* _EXERCISE REQUIREMENTS_
Write each record again exactly as it stands.

(EXTRACTED ENTRIES begins)

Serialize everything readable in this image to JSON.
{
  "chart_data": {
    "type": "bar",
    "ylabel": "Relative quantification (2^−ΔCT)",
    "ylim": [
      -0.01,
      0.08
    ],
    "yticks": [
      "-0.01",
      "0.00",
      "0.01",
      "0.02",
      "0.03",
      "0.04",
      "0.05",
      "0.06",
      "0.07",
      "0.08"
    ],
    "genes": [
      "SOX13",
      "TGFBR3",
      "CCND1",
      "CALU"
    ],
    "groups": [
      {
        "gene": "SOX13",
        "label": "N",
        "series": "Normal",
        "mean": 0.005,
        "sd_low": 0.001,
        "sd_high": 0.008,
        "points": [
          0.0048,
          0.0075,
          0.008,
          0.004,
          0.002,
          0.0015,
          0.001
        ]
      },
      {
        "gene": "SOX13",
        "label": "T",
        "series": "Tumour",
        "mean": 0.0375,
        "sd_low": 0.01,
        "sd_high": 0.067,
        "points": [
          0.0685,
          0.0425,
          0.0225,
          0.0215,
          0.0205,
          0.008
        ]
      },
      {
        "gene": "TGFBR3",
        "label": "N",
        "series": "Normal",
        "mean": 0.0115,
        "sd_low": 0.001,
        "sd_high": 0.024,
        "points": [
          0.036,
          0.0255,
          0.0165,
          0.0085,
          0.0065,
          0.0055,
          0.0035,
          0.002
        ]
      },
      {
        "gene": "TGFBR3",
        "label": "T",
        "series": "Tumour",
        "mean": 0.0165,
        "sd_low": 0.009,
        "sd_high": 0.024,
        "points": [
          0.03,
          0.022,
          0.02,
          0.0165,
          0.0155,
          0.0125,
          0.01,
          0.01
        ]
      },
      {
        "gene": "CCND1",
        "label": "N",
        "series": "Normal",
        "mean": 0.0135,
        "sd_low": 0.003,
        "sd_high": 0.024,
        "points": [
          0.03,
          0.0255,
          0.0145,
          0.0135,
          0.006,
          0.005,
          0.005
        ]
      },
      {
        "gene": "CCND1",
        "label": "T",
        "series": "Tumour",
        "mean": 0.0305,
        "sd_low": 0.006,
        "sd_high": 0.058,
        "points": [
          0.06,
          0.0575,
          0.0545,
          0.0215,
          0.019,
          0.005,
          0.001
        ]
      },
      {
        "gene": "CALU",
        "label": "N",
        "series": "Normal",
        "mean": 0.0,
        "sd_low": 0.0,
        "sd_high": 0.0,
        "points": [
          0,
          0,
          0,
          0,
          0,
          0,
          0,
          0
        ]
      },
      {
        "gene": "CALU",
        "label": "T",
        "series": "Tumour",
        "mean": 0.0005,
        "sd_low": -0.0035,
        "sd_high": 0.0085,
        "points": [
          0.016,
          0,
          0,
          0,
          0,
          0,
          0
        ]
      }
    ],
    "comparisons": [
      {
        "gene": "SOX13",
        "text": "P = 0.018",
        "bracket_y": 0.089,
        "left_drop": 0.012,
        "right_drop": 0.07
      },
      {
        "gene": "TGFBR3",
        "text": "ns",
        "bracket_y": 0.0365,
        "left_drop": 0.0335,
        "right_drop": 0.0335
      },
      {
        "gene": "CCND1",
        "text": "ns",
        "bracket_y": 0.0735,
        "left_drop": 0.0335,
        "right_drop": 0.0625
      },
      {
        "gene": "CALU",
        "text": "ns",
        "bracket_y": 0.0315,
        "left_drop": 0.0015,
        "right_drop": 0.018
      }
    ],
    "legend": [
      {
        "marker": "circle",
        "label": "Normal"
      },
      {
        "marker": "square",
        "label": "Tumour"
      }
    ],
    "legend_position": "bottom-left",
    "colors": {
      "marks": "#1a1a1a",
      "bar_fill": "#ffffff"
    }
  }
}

(EXTRACTED ENTRIES ends)

* _SOLUTION TO THE PROBLEM_
Serialize everything readable in this image to JSON.
{
  "chart_data": {
    "type": "bar",
    "ylabel": "Relative quantification (2^−ΔCT)",
    "ylim": [
      -0.01,
      0.08
    ],
    "yticks": [
      "-0.01",
      "0.00",
      "0.01",
      "0.02",
      "0.03",
      "0.04",
      "0.05",
      "0.06",
      "0.07",
      "0.08"
    ],
    "genes": [
      "SOX13",
      "TGFBR3",
      "CCND1",
      "CALU"
    ],
    "groups": [
      {
        "gene": "SOX13",
        "label": "N",
        "series": "Normal",
        "mean": 0.005,
        "sd_low": 0.001,
        "sd_high": 0.008,
        "points": [
          0.0048,
          0.0075,
          0.008,
          0.004,
          0.002,
          0.0015,
          0.001
        ]
      },
      {
        "gene": "SOX13",
        "label": "T",
        "series": "Tumour",
        "mean": 0.0375,
        "sd_low": 0.01,
        "sd_high": 0.067,
        "points": [
          0.0685,
          0.0425,
          0.0225,
          0.0215,
          0.0205,
          0.008
        ]
      },
      {
        "gene": "TGFBR3",
        "label": "N",
        "series": "Normal",
        "mean": 0.0115,
        "sd_low": 0.001,
        "sd_high": 0.024,
        "points": [
          0.036,
          0.0255,
          0.0165,
          0.0085,
          0.0065,
          0.0055,
          0.0035,
          0.002
        ]
      },
      {
        "gene": "TGFBR3",
        "label": "T",
        "series": "Tumour",
        "mean": 0.0165,
        "sd_low": 0.009,
        "sd_high": 0.024,
        "points": [
          0.03,
          0.022,
          0.02,
          0.0165,
          0.0155,
          0.0125,
          0.01,
          0.01
        ]
      },
      {
        "gene": "CCND1",
        "label": "N",
        "series": "Normal",
        "mean": 0.0135,
        "sd_low": 0.003,
        "sd_high": 0.024,
        "points": [
          0.03,
          0.0255,
          0.0145,
          0.0135,
          0.006,
          0.005,
          0.005
        ]
      },
      {
        "gene": "CCND1",
        "label": "T",
        "series": "Tumour",
        "mean": 0.0305,
        "sd_low": 0.006,
        "sd_high": 0.058,
        "points": [
          0.06,
          0.0575,
          0.0545,
          0.0215,
          0.019,
          0.005,
          0.001
        ]
      },
      {
        "gene": "CALU",
        "label": "N",
        "series": "Normal",
        "mean": 0.0,
        "sd_low": 0.0,
        "sd_high": 0.0,
        "points": [
          0,
          0,
          0,
          0,
          0,
          0,
          0,
          0
        ]
      },
      {
        "gene": "CALU",
        "label": "T",
        "series": "Tumour",
        "mean": 0.0005,
        "sd_low": -0.0035,
        "sd_high": 0.0085,
        "points": [
          0.016,
          0,
          0,
          0,
          0,
          0,
          0
        ]
      }
    ],
    "comparisons": [
      {
        "gene": "SOX13",
        "text": "P = 0.018",
        "bracket_y": 0.089,
        "left_drop": 0.012,
        "right_drop": 0.07
      },
      {
        "gene": "TGFBR3",
        "text": "ns",
        "bracket_y": 0.0365,
        "left_drop": 0.0335,
        "right_drop": 0.0335
      },
      {
        "gene": "CCND1",
        "text": "ns",
        "bracket_y": 0.0735,
        "left_drop": 0.0335,
        "right_drop": 0.0625
      },
      {
        "gene": "CALU",
        "text": "ns",
        "bracket_y": 0.0315,
        "left_drop": 0.0015,
        "right_drop": 0.018
      }
    ],
    "legend": [
      {
        "marker": "circle",
        "label": "Normal"
      },
      {
        "marker": "square",
        "label": "Tumour"
      }
    ],
    "legend_position": "bottom-left",
    "colors": {
      "marks": "#1a1a1a",
      "bar_fill": "#ffffff"
    }
  }
}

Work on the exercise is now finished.